### Written request
Search the entries for the word "JSON" and pull out each line that has it.

### Exercise material
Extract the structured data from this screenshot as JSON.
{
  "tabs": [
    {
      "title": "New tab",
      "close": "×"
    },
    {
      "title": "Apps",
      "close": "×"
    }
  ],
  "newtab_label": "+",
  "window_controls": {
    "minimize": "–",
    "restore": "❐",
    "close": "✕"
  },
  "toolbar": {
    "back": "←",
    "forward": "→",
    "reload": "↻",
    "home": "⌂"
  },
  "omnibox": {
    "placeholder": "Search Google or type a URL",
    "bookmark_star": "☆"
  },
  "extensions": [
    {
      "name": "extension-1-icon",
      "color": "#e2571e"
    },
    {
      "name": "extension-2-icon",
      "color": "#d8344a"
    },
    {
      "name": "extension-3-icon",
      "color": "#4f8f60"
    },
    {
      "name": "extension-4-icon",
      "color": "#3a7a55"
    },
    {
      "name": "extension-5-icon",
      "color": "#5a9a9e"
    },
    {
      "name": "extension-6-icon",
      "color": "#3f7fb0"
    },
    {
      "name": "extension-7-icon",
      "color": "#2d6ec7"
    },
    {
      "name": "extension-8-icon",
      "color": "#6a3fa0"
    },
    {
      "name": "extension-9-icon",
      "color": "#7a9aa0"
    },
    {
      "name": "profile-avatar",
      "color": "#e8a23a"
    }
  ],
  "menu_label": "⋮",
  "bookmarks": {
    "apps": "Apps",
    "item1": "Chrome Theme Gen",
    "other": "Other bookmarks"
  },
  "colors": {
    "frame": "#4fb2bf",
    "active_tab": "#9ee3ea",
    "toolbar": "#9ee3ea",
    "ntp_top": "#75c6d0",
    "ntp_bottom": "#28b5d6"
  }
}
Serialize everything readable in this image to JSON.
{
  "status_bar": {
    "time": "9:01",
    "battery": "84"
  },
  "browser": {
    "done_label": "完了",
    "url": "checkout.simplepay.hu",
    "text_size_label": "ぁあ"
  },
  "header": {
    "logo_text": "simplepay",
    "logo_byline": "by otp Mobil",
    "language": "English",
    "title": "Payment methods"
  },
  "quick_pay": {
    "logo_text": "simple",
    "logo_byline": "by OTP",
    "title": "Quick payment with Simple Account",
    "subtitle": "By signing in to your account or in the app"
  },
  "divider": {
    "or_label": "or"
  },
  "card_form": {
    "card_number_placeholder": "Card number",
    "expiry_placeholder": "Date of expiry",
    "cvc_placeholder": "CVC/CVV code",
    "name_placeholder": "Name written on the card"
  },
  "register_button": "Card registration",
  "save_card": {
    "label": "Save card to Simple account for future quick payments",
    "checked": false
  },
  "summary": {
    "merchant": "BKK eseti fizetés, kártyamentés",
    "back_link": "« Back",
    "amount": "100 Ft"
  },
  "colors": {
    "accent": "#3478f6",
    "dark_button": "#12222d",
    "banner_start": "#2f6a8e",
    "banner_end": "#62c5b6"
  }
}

### Result of this task
Extract the structured data from this screenshot as JSON.
Serialize everything readable in this image to JSON.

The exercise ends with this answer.